▸ **Given problem A**:
Answer these questions from the Notre Dame football post:
(i) Which two teams beat Notre Dame back-to-back before the Utah game?
(ii) What was Notre Dame's record going into that game with Utah?
(iii) What was the final score when the Irish beat Oklahoma?
▸ **Given problem B**: Carry the Notre Dame football post forward from its final sentence.

▸ **Page excerpt**:
** start **
Tuesday, October 30, 2012

The Team That Might Change Everything

Everett Golson is just one of the winners on Notre Dame's team
that just might be changing everything.

Looking back on it now, maybe November 13, 2010, WAS the day that changed it all.
That was the day Notre Dame’s fan base, reeling after back-to-back ridiculous losses to Navy and Tulsa, sandwiched around the tragic (and easily preventable) death of student videographer Declan Sulivan, might have been saved from the abyss.
Every sports fan can probably tell you the day, or the moment, that they feel their team hit rock bottom, and for me, anyway, going into that game with Utah, that’s where Notre Dame football was. 4-5 against what had appeared pre-season to be the easiest (and dumbest) schedule in Notre Dame history. Everyone in the media justifiably calling for Brian Kelly’s head on a stick after the gross negligence that led to Sullivan’s death. The team itself riddled with injuries that sidelined Notre Dame’s leading passer, rusher AND receiver for the team’s final three games. No end seemed in sight.
The Irish shockingly destroyed Utah that day. Utah had been ranked in the top five at one point before getting obliterated by TCU. The Utes ended up being proven as something of a fraud by season’s end, but on this day nobody cared. ND had suffered consecutive humiliating Senior Day defeats to Syracuse and UConn, and for a graduating class whose freshman year was the reprehensible 2007 season, and whose sophomore and junior years hadn’t been much better, the Utah game was, finally, a sign of hope.
ND won the rest of its 2010 games, beating Army, USC and Miami to close out the year. After the disappointment of 2011, though, the momentum of November 2010 was largely forgotten.
But now that Notre Dame is 8-0, with only USC posing a serious threat to what would be, unthinkably, Notre Dame’s first undefeated regular season since 1988, maybe that was the day that changed the Kelly era - not so much for Kelly himself or even for the team as much as for the fans.
That day allowed them to believe. To believe that Notre Dame could enter a game with a highly-regarded opponent and prove themselves. To believe that an Irish team wouldn’t toss their tail between their legs and run at the first sign of trouble. To believe that ND had toughness again.
In the grand scheme of things it was nothing, a mediocre team playing its best game against an overrated Mountain West opponent. But I don’t know if last Saturday would’ve been possible without it.

I wanted to soak every second of it in. After the Irish exploded for 17 points in the back half of the fourth quarter to spank Oklahoma 30-13 in their own house — the Sooners’ worst home loss since 1997 — all I wanted to do was watch.
** end **
(Visual layout records)
** start **
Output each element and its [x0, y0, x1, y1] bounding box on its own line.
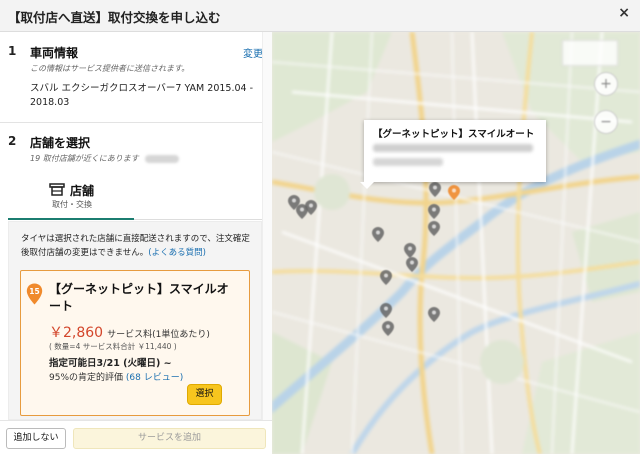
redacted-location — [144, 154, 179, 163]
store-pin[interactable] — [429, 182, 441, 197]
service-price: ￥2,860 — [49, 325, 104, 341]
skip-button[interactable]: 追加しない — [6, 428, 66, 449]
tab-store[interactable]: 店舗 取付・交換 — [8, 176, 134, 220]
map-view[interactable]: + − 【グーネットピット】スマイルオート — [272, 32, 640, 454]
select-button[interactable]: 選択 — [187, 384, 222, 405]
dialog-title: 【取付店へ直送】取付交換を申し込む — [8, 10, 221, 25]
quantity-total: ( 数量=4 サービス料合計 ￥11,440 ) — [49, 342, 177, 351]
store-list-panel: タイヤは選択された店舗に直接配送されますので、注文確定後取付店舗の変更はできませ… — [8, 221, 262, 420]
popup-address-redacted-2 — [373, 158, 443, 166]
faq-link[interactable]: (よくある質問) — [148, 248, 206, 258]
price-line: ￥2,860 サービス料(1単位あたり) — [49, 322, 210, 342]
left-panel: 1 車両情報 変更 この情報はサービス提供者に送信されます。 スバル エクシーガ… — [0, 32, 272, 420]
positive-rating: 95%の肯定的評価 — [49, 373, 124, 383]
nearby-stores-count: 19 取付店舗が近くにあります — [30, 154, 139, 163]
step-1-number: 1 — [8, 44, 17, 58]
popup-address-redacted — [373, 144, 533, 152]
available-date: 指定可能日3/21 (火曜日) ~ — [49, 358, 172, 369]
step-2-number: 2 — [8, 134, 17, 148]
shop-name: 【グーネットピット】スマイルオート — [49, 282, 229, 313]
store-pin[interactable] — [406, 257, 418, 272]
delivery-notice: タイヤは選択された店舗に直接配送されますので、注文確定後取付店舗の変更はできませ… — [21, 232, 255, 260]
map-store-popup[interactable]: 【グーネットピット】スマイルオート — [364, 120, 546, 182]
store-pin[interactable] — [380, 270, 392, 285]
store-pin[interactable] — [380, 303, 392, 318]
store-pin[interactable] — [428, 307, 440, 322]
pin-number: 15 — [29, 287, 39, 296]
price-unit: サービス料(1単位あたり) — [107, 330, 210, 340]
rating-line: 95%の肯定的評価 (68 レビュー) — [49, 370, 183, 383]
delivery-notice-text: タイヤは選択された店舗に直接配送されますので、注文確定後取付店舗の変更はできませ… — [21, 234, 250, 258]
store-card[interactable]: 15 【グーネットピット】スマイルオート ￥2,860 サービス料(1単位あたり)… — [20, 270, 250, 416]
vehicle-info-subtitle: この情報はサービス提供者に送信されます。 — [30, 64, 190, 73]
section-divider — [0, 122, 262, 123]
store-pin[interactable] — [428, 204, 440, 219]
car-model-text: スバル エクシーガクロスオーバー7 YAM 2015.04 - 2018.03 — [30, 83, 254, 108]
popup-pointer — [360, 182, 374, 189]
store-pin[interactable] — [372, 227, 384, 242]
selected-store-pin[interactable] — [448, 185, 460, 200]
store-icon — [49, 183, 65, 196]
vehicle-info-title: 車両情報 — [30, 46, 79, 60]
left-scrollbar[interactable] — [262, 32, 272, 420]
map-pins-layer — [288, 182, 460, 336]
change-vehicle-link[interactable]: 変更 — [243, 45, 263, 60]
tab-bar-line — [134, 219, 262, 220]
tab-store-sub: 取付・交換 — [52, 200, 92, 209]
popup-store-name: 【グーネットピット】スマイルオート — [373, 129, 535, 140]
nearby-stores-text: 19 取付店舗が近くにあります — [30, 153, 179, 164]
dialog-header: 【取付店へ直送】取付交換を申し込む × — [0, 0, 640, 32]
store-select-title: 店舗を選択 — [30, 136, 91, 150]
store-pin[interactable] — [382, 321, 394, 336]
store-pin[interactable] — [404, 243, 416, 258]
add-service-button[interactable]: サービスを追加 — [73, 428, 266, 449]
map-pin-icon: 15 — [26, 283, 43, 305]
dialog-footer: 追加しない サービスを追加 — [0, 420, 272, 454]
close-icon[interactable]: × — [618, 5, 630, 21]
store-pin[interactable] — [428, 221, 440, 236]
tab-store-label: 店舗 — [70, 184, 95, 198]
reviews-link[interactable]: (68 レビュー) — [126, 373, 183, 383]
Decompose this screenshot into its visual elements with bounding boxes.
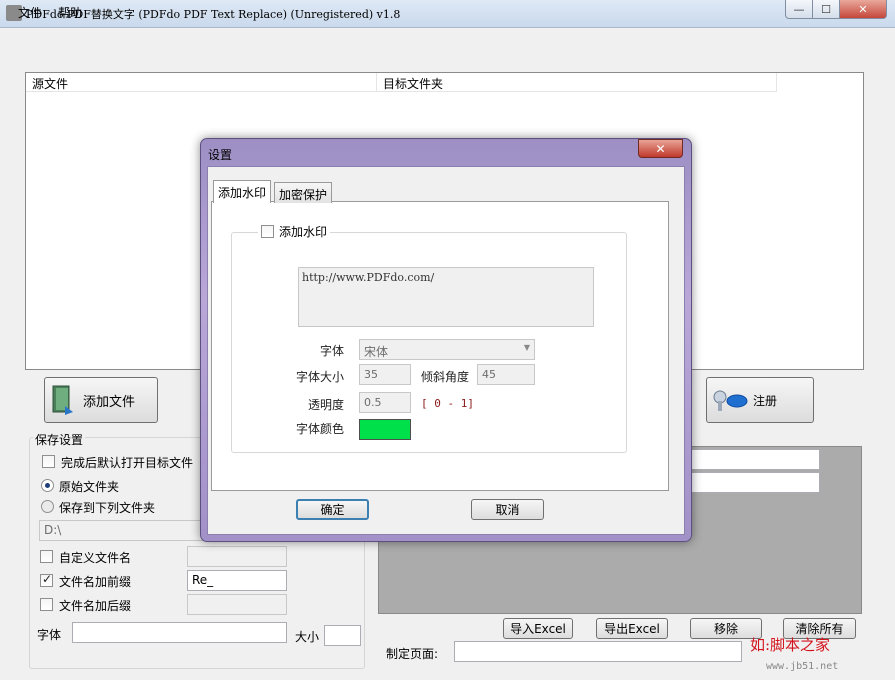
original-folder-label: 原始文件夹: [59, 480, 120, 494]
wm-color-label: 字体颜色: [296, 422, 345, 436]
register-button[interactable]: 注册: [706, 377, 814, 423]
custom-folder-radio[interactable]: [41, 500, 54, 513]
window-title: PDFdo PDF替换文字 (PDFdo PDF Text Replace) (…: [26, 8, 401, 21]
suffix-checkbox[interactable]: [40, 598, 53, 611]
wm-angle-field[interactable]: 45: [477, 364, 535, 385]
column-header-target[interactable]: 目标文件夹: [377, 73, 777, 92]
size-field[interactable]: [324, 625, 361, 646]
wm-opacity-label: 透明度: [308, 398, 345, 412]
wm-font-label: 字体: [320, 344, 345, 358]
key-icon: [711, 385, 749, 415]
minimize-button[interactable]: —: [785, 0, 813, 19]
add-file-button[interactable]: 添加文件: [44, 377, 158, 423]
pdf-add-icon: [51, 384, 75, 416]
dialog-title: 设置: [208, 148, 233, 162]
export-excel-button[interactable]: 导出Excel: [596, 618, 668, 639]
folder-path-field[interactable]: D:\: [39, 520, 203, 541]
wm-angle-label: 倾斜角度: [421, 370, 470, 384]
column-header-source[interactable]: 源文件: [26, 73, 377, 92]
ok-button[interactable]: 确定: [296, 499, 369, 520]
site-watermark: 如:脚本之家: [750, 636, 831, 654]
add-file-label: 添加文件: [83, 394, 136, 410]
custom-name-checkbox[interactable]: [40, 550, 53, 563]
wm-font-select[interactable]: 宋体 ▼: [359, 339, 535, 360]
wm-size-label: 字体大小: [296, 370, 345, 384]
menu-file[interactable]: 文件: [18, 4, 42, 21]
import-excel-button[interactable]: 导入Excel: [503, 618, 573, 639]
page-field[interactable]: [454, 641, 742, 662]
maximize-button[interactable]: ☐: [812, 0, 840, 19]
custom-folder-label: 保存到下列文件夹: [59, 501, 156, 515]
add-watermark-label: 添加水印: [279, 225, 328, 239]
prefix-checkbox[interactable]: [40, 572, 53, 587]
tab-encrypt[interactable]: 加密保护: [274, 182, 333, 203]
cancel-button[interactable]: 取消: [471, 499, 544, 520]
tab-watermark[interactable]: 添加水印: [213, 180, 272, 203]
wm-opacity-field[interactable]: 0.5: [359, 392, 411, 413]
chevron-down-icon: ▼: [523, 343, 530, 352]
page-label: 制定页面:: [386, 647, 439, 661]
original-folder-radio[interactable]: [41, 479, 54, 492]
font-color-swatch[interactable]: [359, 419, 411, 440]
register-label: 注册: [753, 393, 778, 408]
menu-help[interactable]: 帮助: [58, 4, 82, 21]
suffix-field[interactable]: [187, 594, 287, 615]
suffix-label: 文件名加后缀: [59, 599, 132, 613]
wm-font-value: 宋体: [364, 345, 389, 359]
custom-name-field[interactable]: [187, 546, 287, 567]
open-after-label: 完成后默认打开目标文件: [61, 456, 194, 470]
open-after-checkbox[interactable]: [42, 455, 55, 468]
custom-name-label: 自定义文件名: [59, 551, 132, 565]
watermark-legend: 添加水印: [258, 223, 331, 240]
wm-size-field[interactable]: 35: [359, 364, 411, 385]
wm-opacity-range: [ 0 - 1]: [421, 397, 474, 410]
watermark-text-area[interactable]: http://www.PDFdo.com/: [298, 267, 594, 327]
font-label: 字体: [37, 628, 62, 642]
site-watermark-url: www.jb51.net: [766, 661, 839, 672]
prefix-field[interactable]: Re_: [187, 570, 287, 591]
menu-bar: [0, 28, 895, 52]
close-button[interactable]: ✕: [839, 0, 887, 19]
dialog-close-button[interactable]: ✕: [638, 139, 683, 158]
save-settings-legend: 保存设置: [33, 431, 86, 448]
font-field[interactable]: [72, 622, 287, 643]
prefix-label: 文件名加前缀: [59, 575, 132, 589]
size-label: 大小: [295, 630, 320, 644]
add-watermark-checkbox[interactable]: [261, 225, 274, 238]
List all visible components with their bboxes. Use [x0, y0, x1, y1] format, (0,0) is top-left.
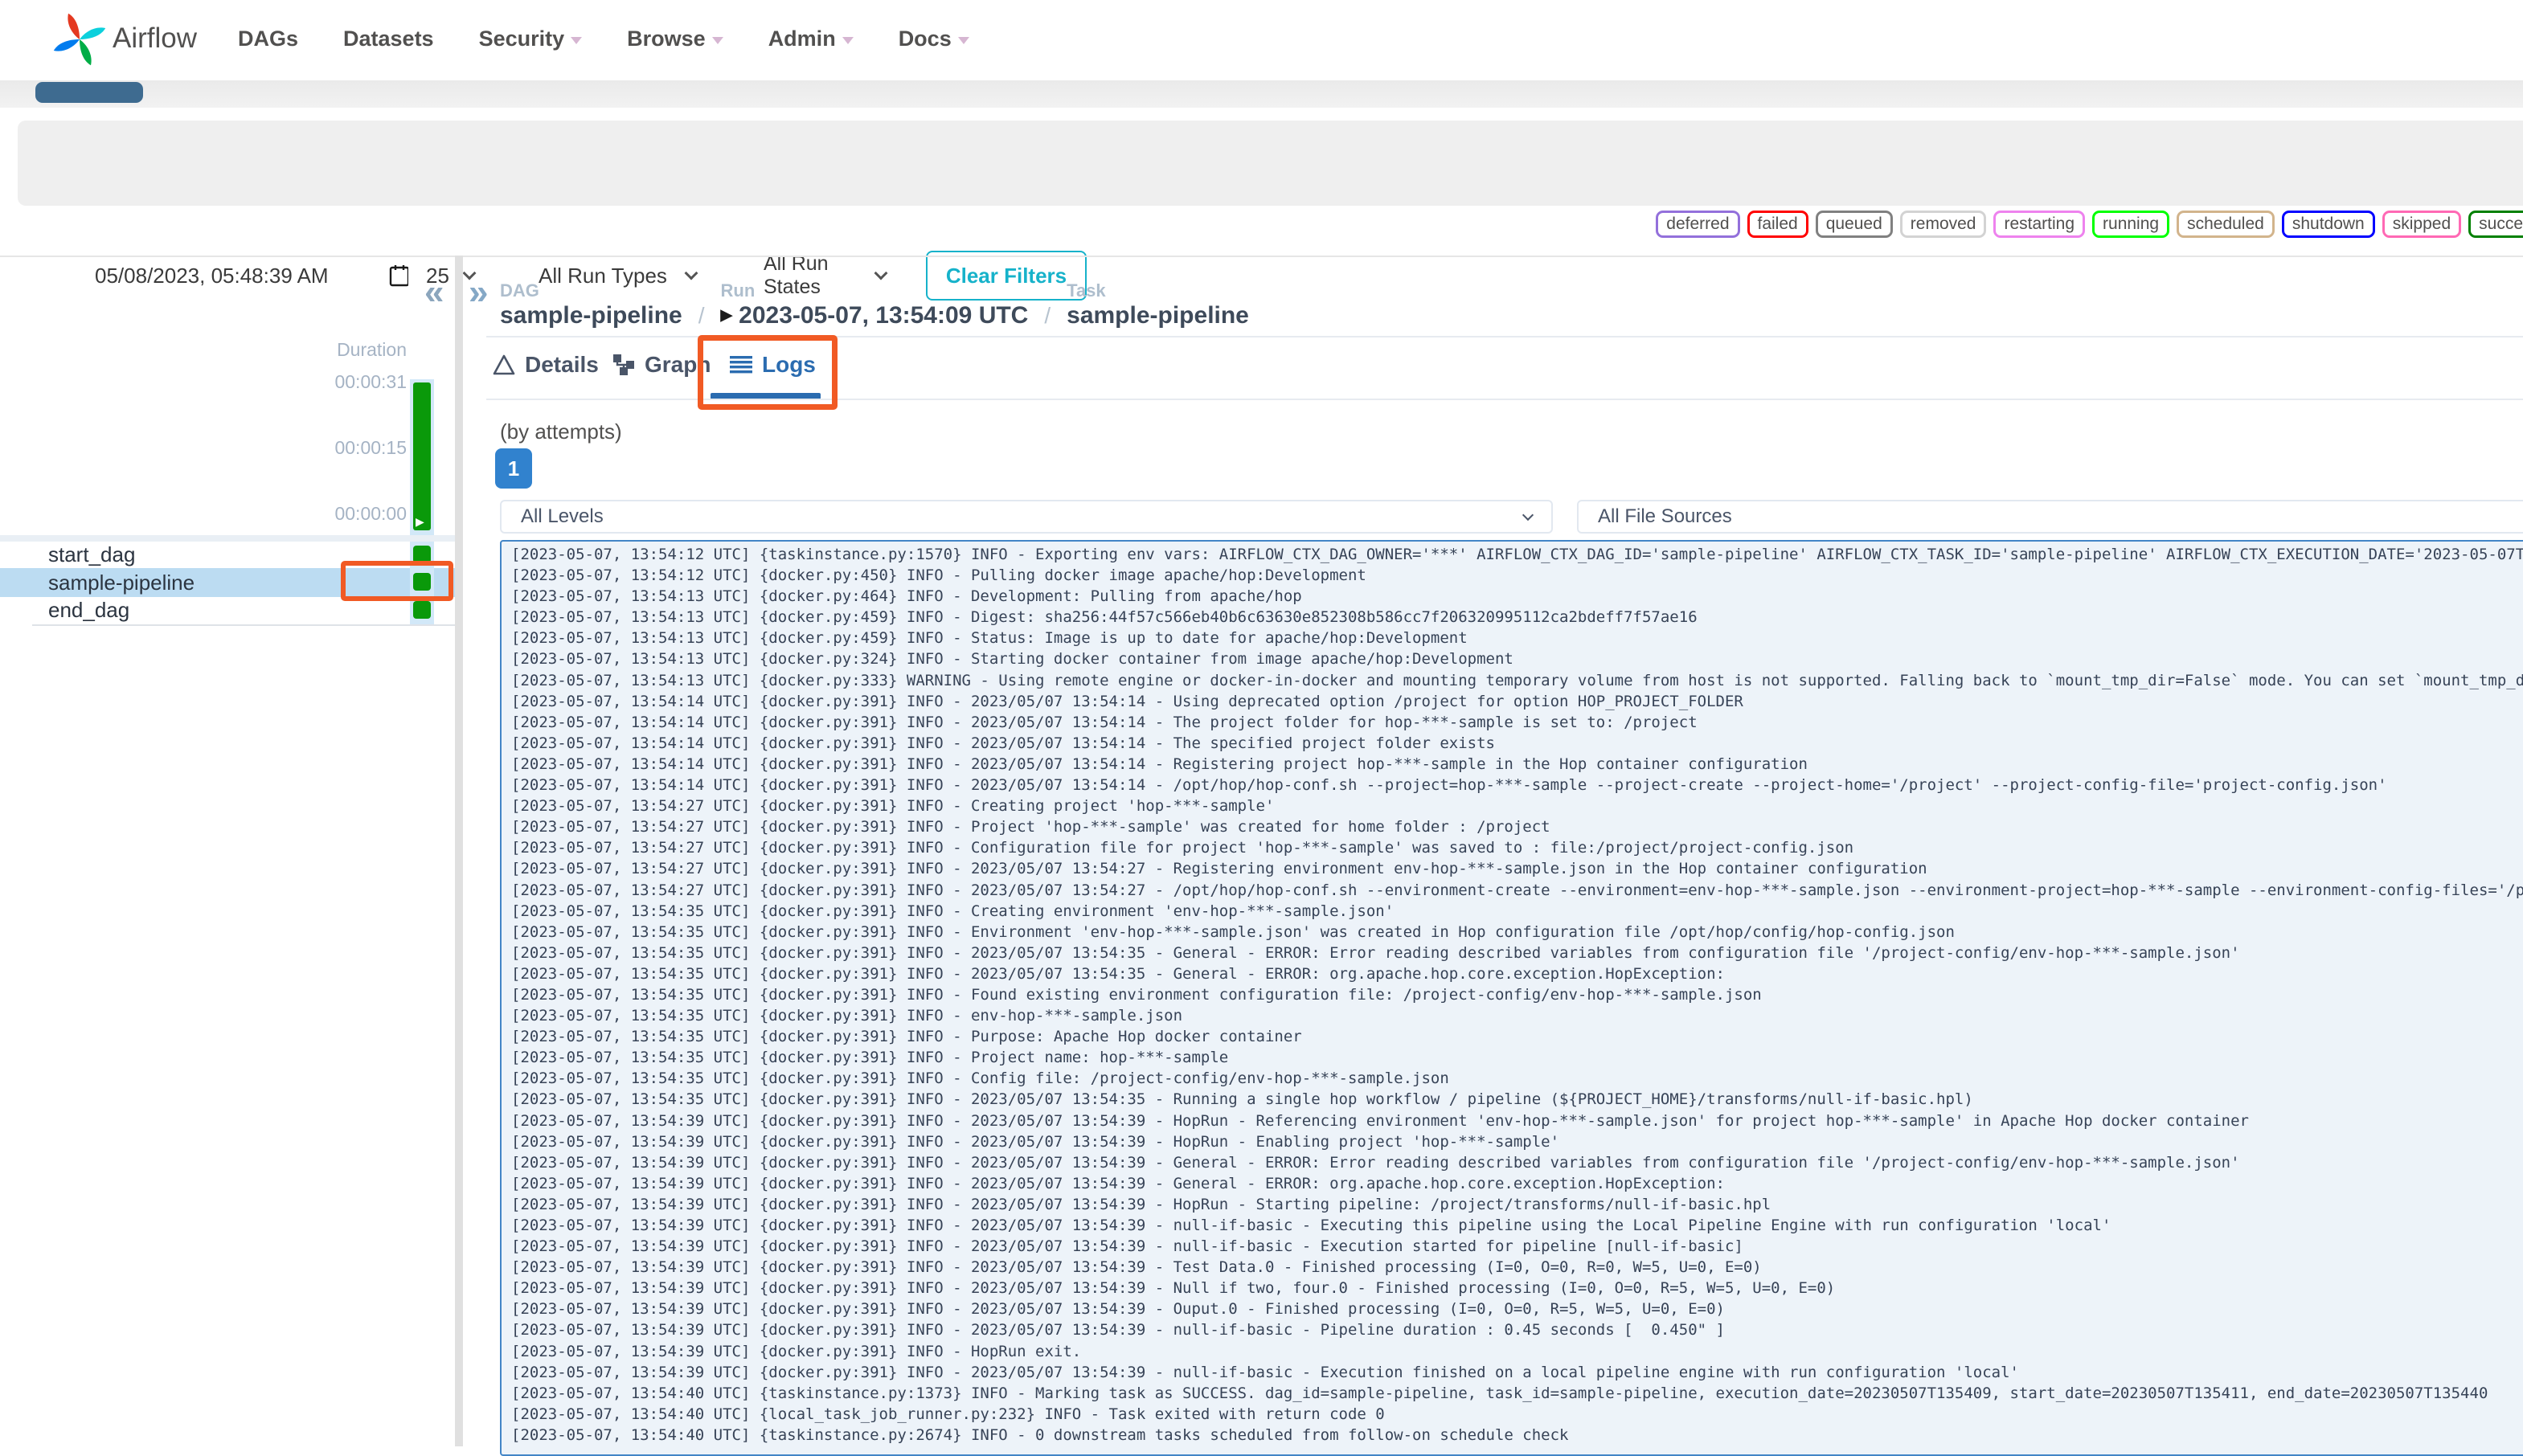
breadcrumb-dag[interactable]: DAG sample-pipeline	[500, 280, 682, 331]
** end **
▸ **Task response A**:
(i) Navy and Tulsa
(ii) 4-5
(iii) 30-13

▸ **Task response B**:
See, Notre Dame fans my age aren’t used to this. Playing in big games? Sure. Competing in big games? Absolutely. Winning big games? Hell, no.
I was two the last time ND won the national title. I was seven the last time they were a serious competitor for one. One of my first Notre Dame memories is of my mother crying on the floor of our house because Boston College had just pulled a 41-39 upset of the Irish out of their collective butts, giving poll voters the excuse they needed to vote Florida State the national champion over the Irish even though ND had overpowered them just a few weeks prior. I remember trying to convince my mother it was ok because “it’s not like they can make them #1 and us #17”, which was BC’s ranking coming in. I was a kid. I was dumb.
Almost two decades later, it was me tearing up. But it was out of happiness.
Absolutely no one gave the Irish a chance. I don’t think a single pundit that didn’t once coach at Notre Dame picked the Irish to win the game. Oklahoma’s offense would be too much. The Irish offense would need to score. The young secondary was going to be exposed. ND lacks the team speed to keep up with the Sooners (sorry, channeled the Blind Oracle of Bristol for a moment).
It wasn’t until Cierre Wood burst through the middle to find no Oklahoma defenders waiting for him that I stopped believing them. Touchdown. 7-3 Irish.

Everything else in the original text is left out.